* Problem to work on: Among the entries below, count the lines containing the string "github". Only the count is needed.

-*-*-

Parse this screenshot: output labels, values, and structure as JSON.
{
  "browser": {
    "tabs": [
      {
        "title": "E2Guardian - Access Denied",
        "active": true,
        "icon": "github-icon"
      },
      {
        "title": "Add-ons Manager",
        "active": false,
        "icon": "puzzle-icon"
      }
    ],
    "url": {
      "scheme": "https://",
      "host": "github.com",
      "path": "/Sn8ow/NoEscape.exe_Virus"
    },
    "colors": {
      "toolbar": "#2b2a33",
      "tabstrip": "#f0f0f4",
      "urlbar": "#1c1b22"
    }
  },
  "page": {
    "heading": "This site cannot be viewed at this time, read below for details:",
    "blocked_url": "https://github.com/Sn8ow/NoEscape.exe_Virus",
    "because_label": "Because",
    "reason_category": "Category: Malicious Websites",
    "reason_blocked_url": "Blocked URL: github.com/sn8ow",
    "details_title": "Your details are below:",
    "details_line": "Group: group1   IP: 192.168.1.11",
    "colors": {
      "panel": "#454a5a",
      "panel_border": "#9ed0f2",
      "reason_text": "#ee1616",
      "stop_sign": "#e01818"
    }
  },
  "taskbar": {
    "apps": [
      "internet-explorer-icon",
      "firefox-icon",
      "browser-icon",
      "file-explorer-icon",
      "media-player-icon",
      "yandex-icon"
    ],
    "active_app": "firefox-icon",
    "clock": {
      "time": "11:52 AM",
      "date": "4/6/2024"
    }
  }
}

-*-*-

* Result below: 4